- Exercise tasks
1 – In the piece about the Qingchuan field hospital, how many people live in Qingchuan county?
2 – From the piece about the Qingchuan field hospital, extract the passage that opens with the words containing "Eddie Casso Lopez has" and closes with "AmeriCares field hospital.".
3 – Name every person identified by name in the piece about the Qingchuan field hospital.

Eddie Casso Lopez has traveled the world constructing field hospitals, from Pakistan to New Orleans and many points in between. But this was a first. He had been in Qingchuan, China, just a few hours, still acclimating to the devastation from the May 12 earthquake, when he was approached by a Chinese nurse asking about the status of the recently donated AmeriCares field hospital.


Staff Photo

Engineer Eddie Casso Lopez (center) with Brian Hoyer of AmeriCares (left) and colleague Don Diesel (right). “The nurse wanted to know when the field hospital would be ready,” Casso Lopez said. “She said she had two cases waiting to be treated.”

Casso Lopez was taken aback, but the inquiry also reaffirmed his purpose. The 7.9-magnitude earthquake that struck China’s Sichuan Province shattered the region, destroying whole townships and damaging the only hospital in Qingchuan, a county of 250,000 people, beyond use. As a stopgap measure, patients were being treated in improvised structures that could provide only outpatient services; more serious cases were forced to travel three hours, over the mountains, to the nearest functioning hospital.

- Supplied material
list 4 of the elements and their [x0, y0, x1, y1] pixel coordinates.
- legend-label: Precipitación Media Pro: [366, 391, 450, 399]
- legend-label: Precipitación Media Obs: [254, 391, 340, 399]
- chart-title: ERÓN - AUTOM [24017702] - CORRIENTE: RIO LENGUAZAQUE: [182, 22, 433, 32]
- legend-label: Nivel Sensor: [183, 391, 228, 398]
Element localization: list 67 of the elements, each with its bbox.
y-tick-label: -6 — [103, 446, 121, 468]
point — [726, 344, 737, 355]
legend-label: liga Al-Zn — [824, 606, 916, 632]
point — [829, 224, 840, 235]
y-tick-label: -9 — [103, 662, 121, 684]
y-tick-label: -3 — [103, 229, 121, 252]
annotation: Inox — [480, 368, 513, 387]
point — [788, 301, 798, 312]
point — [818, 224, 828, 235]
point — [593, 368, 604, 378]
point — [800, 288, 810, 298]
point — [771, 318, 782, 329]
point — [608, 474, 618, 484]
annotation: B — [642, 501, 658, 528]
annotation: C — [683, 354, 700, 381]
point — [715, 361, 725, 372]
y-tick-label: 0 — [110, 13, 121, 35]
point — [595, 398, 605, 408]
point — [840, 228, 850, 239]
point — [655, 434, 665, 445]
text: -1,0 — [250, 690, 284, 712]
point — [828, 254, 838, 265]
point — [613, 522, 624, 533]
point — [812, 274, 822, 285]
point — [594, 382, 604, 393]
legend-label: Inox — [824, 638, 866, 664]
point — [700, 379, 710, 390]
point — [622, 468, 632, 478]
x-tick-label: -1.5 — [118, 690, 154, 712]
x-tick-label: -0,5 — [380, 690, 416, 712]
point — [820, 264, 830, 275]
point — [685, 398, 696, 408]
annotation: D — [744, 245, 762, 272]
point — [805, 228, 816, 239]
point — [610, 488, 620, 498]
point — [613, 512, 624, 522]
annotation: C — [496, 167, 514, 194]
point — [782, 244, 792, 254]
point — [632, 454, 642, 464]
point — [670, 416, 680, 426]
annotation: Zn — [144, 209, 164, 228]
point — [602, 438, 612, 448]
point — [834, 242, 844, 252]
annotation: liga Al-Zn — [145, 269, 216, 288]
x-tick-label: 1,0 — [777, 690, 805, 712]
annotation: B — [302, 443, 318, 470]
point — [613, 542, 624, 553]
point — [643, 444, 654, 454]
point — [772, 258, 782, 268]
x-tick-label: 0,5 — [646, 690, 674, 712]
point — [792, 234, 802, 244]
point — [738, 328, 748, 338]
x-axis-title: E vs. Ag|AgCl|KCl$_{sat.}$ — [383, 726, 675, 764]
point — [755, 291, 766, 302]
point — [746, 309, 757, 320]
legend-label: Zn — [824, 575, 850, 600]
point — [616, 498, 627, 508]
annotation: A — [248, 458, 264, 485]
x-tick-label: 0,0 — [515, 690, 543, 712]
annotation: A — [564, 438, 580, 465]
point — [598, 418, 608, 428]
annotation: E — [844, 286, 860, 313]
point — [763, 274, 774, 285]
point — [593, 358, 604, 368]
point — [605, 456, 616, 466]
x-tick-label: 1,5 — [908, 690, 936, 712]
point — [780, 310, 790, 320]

- Outputs for the tasks
1 – 250,000 people.

2 –
Eddie Casso Lopez has traveled the world constructing field hospitals, from Pakistan to New Orleans and many points in between. But this was a first. He had been in Qingchuan, China, just a few hours, still acclimating to the devastation from the May 12 earthquake, when he was approached by a Chinese nurse asking about the status of the recently donated AmeriCares field hospital.

3 – Eddie Casso Lopez, Brian Hoyer, Don Diesel